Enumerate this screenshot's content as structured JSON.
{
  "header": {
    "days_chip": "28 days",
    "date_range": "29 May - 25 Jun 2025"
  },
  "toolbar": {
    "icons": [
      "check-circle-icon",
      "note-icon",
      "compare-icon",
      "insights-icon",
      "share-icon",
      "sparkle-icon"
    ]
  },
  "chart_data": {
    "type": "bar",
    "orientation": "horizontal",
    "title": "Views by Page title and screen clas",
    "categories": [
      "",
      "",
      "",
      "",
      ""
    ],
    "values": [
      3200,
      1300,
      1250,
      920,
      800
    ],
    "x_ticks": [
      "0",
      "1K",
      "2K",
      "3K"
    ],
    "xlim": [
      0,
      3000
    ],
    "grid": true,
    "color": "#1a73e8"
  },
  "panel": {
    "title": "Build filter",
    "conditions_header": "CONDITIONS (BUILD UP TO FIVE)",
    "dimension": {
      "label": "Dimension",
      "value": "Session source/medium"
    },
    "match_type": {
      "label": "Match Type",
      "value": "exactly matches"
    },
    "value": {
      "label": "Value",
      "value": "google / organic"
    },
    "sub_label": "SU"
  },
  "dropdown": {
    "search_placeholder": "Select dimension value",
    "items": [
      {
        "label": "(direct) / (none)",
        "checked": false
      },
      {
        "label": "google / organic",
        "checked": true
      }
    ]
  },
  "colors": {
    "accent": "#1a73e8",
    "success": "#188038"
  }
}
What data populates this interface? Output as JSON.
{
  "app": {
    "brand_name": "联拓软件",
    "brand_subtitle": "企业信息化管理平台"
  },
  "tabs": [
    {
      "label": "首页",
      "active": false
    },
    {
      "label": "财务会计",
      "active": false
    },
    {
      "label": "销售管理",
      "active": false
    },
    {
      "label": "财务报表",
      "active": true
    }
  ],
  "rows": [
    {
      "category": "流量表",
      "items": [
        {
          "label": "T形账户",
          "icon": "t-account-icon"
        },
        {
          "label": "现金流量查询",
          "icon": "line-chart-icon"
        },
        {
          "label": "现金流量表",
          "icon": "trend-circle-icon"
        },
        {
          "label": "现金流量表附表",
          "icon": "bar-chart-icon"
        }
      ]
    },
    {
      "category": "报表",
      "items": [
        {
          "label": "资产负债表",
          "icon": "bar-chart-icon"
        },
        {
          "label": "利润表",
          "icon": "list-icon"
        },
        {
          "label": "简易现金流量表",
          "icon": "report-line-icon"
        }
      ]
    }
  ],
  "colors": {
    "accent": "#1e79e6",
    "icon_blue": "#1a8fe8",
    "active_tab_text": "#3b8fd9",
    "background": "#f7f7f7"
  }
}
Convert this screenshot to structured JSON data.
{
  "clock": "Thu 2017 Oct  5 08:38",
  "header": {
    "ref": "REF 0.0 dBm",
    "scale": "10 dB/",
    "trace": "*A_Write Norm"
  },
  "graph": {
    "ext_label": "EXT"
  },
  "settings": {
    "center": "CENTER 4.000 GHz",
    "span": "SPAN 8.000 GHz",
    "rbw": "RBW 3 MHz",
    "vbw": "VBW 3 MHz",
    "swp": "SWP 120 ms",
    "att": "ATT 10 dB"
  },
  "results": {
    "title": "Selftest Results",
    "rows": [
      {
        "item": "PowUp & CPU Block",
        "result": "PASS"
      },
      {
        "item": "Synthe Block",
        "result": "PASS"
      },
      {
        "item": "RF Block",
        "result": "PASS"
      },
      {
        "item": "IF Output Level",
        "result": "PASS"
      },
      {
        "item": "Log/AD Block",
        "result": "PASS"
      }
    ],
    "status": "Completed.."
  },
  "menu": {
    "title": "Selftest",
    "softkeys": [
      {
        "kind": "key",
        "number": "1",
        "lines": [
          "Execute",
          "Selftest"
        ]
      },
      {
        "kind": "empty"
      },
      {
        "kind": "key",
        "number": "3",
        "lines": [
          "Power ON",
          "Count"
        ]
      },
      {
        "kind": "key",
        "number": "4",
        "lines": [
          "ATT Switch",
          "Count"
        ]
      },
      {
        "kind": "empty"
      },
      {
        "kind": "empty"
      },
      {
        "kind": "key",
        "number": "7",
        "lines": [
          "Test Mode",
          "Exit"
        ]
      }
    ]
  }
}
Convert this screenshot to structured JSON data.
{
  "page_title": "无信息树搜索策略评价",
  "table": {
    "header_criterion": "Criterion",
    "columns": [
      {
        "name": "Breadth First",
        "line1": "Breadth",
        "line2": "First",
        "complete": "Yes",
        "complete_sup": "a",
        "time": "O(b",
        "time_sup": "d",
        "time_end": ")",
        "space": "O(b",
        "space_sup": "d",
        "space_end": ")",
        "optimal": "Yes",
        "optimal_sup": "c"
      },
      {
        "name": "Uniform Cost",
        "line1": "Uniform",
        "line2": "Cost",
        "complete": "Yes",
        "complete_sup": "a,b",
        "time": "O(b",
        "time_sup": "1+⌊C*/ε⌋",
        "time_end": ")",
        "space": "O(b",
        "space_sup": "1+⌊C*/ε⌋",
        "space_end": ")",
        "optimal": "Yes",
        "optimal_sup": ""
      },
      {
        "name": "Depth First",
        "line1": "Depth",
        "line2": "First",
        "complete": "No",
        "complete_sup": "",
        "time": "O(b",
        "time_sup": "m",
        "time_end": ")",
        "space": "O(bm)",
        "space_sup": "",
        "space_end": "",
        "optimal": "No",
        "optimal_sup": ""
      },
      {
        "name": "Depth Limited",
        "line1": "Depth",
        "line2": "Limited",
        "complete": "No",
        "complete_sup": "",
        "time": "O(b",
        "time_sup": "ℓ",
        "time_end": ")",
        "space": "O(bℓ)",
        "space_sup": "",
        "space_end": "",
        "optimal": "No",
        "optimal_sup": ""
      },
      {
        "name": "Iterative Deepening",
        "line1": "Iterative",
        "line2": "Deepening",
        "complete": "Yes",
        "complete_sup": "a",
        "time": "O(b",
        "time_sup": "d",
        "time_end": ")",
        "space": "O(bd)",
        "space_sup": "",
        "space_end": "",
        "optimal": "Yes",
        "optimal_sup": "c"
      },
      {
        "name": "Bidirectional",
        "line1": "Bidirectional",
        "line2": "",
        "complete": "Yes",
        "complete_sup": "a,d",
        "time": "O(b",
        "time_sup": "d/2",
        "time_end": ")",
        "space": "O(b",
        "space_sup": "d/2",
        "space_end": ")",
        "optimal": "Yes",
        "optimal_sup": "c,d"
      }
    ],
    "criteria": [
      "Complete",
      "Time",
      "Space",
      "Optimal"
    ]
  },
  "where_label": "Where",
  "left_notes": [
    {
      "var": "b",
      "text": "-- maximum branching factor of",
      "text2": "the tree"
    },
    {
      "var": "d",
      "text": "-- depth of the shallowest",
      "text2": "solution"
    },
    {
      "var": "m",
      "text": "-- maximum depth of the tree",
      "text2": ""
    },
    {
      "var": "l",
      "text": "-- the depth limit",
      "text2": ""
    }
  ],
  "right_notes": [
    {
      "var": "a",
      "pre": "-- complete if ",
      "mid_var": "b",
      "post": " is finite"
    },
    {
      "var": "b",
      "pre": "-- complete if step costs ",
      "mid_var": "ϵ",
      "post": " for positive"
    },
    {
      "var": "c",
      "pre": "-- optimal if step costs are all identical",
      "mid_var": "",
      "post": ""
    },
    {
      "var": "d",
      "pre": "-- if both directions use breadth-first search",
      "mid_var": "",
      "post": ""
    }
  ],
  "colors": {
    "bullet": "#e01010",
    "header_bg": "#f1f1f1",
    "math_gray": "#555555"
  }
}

Task instructions:
Lines containing the string "organic" are to be selected and copied.

The output:
      "value": "google / organic"
        "label": "google / organic",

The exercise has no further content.